(Dataset excerpt)
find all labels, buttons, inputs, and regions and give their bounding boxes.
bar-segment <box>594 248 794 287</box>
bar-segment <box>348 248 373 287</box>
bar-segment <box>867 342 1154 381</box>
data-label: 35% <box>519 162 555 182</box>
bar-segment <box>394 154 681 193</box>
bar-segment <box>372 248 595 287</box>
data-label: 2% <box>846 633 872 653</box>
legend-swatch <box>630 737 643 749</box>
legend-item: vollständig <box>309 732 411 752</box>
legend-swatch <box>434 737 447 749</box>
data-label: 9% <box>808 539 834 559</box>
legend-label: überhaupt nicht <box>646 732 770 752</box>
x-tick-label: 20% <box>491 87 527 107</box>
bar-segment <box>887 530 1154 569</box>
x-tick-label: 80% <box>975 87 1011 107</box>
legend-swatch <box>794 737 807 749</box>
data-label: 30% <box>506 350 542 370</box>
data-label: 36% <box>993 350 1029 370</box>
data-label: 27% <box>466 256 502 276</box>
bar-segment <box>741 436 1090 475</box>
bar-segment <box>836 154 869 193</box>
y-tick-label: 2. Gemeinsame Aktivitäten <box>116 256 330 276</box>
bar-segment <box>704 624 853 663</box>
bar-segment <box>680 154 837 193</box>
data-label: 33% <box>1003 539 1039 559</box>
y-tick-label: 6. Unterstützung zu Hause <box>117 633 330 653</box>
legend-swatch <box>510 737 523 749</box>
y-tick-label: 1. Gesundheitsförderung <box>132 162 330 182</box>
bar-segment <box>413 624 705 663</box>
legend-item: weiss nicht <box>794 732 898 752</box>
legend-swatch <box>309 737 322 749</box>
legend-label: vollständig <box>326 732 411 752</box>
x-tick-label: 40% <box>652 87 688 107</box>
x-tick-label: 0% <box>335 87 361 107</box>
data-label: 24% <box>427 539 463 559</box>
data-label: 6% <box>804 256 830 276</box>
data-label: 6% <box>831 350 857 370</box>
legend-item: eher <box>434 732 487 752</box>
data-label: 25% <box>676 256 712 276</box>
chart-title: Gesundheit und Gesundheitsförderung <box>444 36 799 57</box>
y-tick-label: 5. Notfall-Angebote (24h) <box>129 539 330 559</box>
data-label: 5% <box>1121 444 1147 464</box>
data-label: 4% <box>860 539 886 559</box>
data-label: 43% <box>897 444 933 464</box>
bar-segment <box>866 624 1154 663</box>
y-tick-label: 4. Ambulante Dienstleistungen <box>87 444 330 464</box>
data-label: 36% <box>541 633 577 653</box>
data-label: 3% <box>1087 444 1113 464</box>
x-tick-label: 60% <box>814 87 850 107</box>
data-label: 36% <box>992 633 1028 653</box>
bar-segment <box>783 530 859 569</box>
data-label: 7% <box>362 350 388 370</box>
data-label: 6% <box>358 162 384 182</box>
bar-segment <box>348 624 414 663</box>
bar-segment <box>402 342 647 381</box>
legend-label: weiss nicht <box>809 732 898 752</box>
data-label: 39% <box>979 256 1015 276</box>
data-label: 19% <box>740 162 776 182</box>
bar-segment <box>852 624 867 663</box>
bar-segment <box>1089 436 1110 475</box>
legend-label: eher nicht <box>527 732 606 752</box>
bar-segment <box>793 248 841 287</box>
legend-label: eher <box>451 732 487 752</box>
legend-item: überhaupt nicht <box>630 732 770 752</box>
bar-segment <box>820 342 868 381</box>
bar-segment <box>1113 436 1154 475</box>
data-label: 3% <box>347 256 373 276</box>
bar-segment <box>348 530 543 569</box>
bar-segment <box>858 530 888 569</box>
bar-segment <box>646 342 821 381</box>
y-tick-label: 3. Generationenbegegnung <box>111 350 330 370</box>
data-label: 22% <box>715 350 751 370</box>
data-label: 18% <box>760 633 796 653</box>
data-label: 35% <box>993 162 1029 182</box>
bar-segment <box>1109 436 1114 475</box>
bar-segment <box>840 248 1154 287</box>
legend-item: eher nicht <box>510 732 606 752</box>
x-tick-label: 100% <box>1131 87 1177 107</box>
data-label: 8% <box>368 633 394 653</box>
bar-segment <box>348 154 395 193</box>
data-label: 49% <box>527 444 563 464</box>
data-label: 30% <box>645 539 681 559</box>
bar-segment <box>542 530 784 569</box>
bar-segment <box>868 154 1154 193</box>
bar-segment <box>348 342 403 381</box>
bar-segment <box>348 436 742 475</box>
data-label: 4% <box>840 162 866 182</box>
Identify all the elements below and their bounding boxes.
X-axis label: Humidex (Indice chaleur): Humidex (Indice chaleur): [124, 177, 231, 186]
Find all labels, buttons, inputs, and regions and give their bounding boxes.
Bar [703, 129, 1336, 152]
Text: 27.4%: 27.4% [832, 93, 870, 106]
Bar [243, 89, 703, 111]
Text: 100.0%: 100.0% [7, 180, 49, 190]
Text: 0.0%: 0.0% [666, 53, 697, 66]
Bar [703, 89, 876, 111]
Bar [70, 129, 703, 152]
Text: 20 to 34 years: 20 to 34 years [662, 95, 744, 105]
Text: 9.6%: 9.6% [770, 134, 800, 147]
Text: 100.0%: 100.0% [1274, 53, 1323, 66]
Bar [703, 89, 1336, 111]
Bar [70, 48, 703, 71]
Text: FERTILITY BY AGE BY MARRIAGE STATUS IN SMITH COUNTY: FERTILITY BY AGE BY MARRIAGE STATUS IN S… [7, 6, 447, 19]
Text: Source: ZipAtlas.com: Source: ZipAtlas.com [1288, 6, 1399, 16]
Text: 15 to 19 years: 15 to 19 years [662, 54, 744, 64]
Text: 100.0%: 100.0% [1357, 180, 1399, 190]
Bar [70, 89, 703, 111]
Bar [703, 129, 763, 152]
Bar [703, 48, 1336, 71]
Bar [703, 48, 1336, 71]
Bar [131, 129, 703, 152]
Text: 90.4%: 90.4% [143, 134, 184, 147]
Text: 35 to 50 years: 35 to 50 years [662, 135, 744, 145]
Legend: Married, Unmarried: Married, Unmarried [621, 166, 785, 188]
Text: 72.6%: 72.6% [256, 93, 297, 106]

__GIVEN EXERCISE__:
Lay out every line of the records above as a Markdown table with two columns, "No." for the row number and "Entry" for the line, and omit any blank lines.

__TASK ANSWER__:
| No. | Entry |
|---|---|
| 1 | find all labels, buttons, inputs, and regions and give their bounding boxes. |
| 2 | bar-segment <box>594 248 794 287</box> |
| 3 | bar-segment <box>348 248 373 287</box> |
| 4 | bar-segment <box>867 342 1154 381</box> |
| 5 | data-label: 35% <box>519 162 555 182</box> |
| 6 | bar-segment <box>394 154 681 193</box> |
| 7 | bar-segment <box>372 248 595 287</box> |
| 8 | data-label: 2% <box>846 633 872 653</box> |
| 9 | legend-swatch <box>630 737 643 749</box> |
| 10 | legend-item: vollständig <box>309 732 411 752</box> |
| 11 | legend-swatch <box>434 737 447 749</box> |
| 12 | data-label: 9% <box>808 539 834 559</box> |
| 13 | legend-label: überhaupt nicht <box>646 732 770 752</box> |
| 14 | x-tick-label: 20% <box>491 87 527 107</box> |
| 15 | bar-segment <box>887 530 1154 569</box> |
| 16 | x-tick-label: 80% <box>975 87 1011 107</box> |
| 17 | legend-swatch <box>794 737 807 749</box> |
| 18 | data-label: 30% <box>506 350 542 370</box> |
| 19 | data-label: 36% <box>993 350 1029 370</box> |
| 20 | data-label: 27% <box>466 256 502 276</box> |
| 21 | bar-segment <box>741 436 1090 475</box> |
| 22 | bar-segment <box>836 154 869 193</box> |
| 23 | y-tick-label: 2. Gemeinsame Aktivitäten <box>116 256 330 276</box> |
| 24 | bar-segment <box>704 624 853 663</box> |
| 25 | bar-segment <box>680 154 837 193</box> |
| 26 | data-label: 33% <box>1003 539 1039 559</box> |
| 27 | y-tick-label: 6. Unterstützung zu Hause <box>117 633 330 653</box> |
| 28 | legend-swatch <box>510 737 523 749</box> |
| 29 | y-tick-label: 1. Gesundheitsförderung <box>132 162 330 182</box> |
| 30 | bar-segment <box>413 624 705 663</box> |
| 31 | legend-item: weiss nicht <box>794 732 898 752</box> |
| 32 | legend-swatch <box>309 737 322 749</box> |
| 33 | legend-label: vollständig <box>326 732 411 752</box> |
| 34 | x-tick-label: 40% <box>652 87 688 107</box> |
| 35 | x-tick-label: 0% <box>335 87 361 107</box> |
| 36 | data-label: 24% <box>427 539 463 559</box> |
| 37 | data-label: 6% <box>804 256 830 276</box> |
| 38 | data-label: 6% <box>831 350 857 370</box> |
| 39 | legend-item: eher <box>434 732 487 752</box> |
| 40 | data-label: 25% <box>676 256 712 276</box> |
| 41 | chart-title: Gesundheit und Gesundheitsförderung <box>444 36 799 57</box> |
| 42 | y-tick-label: 5. Notfall-Angebote (24h) <box>129 539 330 559</box> |
| 43 | data-label: 5% <box>1121 444 1147 464</box> |
| 44 | data-label: 4% <box>860 539 886 559</box> |
| 45 | data-label: 43% <box>897 444 933 464</box> |
| 46 | bar-segment <box>866 624 1154 663</box> |
| 47 | y-tick-label: 4. Ambulante Dienstleistungen <box>87 444 330 464</box> |
| 48 | data-label: 36% <box>541 633 577 653</box> |
| 49 | data-label: 3% <box>1087 444 1113 464</box> |
| 50 | x-tick-label: 60% <box>814 87 850 107</box> |
| 51 | data-label: 36% <box>992 633 1028 653</box> |
| 52 | bar-segment <box>783 530 859 569</box> |
| 53 | data-label: 7% <box>362 350 388 370</box> |
| 54 | data-label: 6% <box>358 162 384 182</box> |
| 55 | bar-segment <box>348 624 414 663</box> |
| 56 | bar-segment <box>402 342 647 381</box> |
| 57 | legend-label: weiss nicht <box>809 732 898 752</box> |
| 58 | data-label: 39% <box>979 256 1015 276</box> |
| 59 | data-label: 19% <box>740 162 776 182</box> |
| 60 | bar-segment <box>852 624 867 663</box> |
| 61 | bar-segment <box>1089 436 1110 475</box> |
| 62 | legend-label: eher nicht <box>527 732 606 752</box> |
| 63 | bar-segment <box>793 248 841 287</box> |
| 64 | legend-label: eher <box>451 732 487 752</box> |
| 65 | legend-item: überhaupt nicht <box>630 732 770 752</box> |
| 66 | bar-segment <box>820 342 868 381</box> |
| 67 | bar-segment <box>1113 436 1154 475</box> |
| 68 | data-label: 3% <box>347 256 373 276</box> |
| 69 | bar-segment <box>348 530 543 569</box> |
| 70 | bar-segment <box>858 530 888 569</box> |
| 71 | bar-segment <box>646 342 821 381</box> |
| 72 | y-tick-label: 3. Generationenbegegnung <box>111 350 330 370</box> |
| 73 | data-label: 22% <box>715 350 751 370</box> |
| 74 | data-label: 18% <box>760 633 796 653</box> |
| 75 | data-label: 35% <box>993 162 1029 182</box> |
| 76 | bar-segment <box>1109 436 1114 475</box> |
| 77 | bar-segment <box>840 248 1154 287</box> |
| 78 | legend-item: eher nicht <box>510 732 606 752</box> |
| 79 | x-tick-label: 100% <box>1131 87 1177 107</box> |
| 80 | data-label: 8% <box>368 633 394 653</box> |
| 81 | bar-segment <box>348 154 395 193</box> |
| 82 | data-label: 49% <box>527 444 563 464</box> |
| 83 | data-label: 30% <box>645 539 681 559</box> |
| 84 | bar-segment <box>542 530 784 569</box> |
| 85 | bar-segment <box>868 154 1154 193</box> |
| 86 | bar-segment <box>348 342 403 381</box> |
| 87 | bar-segment <box>348 436 742 475</box> |
| 88 | data-label: 4% <box>840 162 866 182</box> |
| 89 | Identify all the elements below and their bounding boxes. |
| 90 | X-axis label: Humidex (Indice chaleur): Humidex (Indice chaleur): [124, 177, 231, 186] |
| 91 | Find all labels, buttons, inputs, and regions and give their bounding boxes. |
| 92 | Bar [703, 129, 1336, 152] |
| 93 | Text: 27.4%: 27.4% [832, 93, 870, 106] |
| 94 | Bar [243, 89, 703, 111] |
| 95 | Text: 100.0%: 100.0% [7, 180, 49, 190] |
| 96 | Text: 0.0%: 0.0% [666, 53, 697, 66] |
| 97 | Bar [703, 89, 876, 111] |
| 98 | Bar [70, 129, 703, 152] |
| 99 | Text: 20 to 34 years: 20 to 34 years [662, 95, 744, 105] |
| 100 | Text: 9.6%: 9.6% [770, 134, 800, 147] |
| 101 | Text: 100.0%: 100.0% [1274, 53, 1323, 66] |
| 102 | Bar [703, 89, 1336, 111] |
| 103 | Bar [70, 48, 703, 71] |
| 104 | Text: FERTILITY BY AGE BY MARRIAGE STATUS IN SMITH COUNTY: FERTILITY BY AGE BY MARRIAGE STATUS IN S… [7, 6, 447, 19] |
| 105 | Text: Source: ZipAtlas.com: Source: ZipAtlas.com [1288, 6, 1399, 16] |
| 106 | Text: 15 to 19 years: 15 to 19 years [662, 54, 744, 64] |
| 107 | Text: 100.0%: 100.0% [1357, 180, 1399, 190] |
| 108 | Bar [70, 89, 703, 111] |
| 109 | Bar [703, 129, 763, 152] |
| 110 | Bar [703, 48, 1336, 71] |
| 111 | Bar [703, 48, 1336, 71] |
| 112 | Bar [131, 129, 703, 152] |
| 113 | Text: 90.4%: 90.4% [143, 134, 184, 147] |
| 114 | Text: 35 to 50 years: 35 to 50 years [662, 135, 744, 145] |
| 115 | Legend: Married, Unmarried: Married, Unmarried [621, 166, 785, 188] |
| 116 | Text: 72.6%: 72.6% [256, 93, 297, 106] |